What is asked
Transcribe every line, keeping it exact.

Data for this exercise

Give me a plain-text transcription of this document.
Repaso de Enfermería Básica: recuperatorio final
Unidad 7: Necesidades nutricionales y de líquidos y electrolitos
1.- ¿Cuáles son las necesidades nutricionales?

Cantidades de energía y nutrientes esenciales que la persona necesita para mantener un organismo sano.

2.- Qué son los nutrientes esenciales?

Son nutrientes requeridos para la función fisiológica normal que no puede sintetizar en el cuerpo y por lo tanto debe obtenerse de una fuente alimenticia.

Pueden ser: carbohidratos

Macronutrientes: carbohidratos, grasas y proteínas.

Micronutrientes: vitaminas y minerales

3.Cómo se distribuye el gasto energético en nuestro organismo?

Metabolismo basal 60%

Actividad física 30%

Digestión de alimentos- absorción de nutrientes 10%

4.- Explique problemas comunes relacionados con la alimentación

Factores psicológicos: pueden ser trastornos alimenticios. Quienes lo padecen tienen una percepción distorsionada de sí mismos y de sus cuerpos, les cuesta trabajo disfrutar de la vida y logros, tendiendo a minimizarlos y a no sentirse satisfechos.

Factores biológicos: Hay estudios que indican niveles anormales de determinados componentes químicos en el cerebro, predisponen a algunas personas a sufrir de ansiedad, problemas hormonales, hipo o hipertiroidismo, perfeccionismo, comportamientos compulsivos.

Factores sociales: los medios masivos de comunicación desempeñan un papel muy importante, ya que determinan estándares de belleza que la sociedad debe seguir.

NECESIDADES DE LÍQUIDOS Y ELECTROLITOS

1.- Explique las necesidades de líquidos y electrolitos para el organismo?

Correct answer
Give me a plain-text transcription of this document.
Repaso de Enfermería Básica: recuperatorio final
Unidad 7: Necesidades nutricionales y de líquidos y electrolitos
1.- ¿Cuáles son las necesidades nutricionales?

Cantidades de energía y nutrientes esenciales que la persona necesita para mantener un organismo sano.

2.- Qué son los nutrientes esenciales?

Son nutrientes requeridos para la función fisiológica normal que no puede sintetizar en el cuerpo y por lo tanto debe obtenerse de una fuente alimenticia.

Pueden ser: carbohidratos

Macronutrientes: carbohidratos, grasas y proteínas.

Micronutrientes: vitaminas y minerales

3.Cómo se distribuye el gasto energético en nuestro organismo?

Metabolismo basal 60%

Actividad física 30%

Digestión de alimentos- absorción de nutrientes 10%

4.- Explique problemas comunes relacionados con la alimentación

Factores psicológicos: pueden ser trastornos alimenticios. Quienes lo padecen tienen una percepción distorsionada de sí mismos y de sus cuerpos, les cuesta trabajo disfrutar de la vida y logros, tendiendo a minimizarlos y a no sentirse satisfechos.

Factores biológicos: Hay estudios que indican niveles anormales de determinados componentes químicos en el cerebro, predisponen a algunas personas a sufrir de ansiedad, problemas hormonales, hipo o hipertiroidismo, perfeccionismo, comportamientos compulsivos.

Factores sociales: los medios masivos de comunicación desempeñan un papel muy importante, ya que determinan estándares de belleza que la sociedad debe seguir.

NECESIDADES DE LÍQUIDOS Y ELECTROLITOS

1.- Explique las necesidades de líquidos y electrolitos para el organismo?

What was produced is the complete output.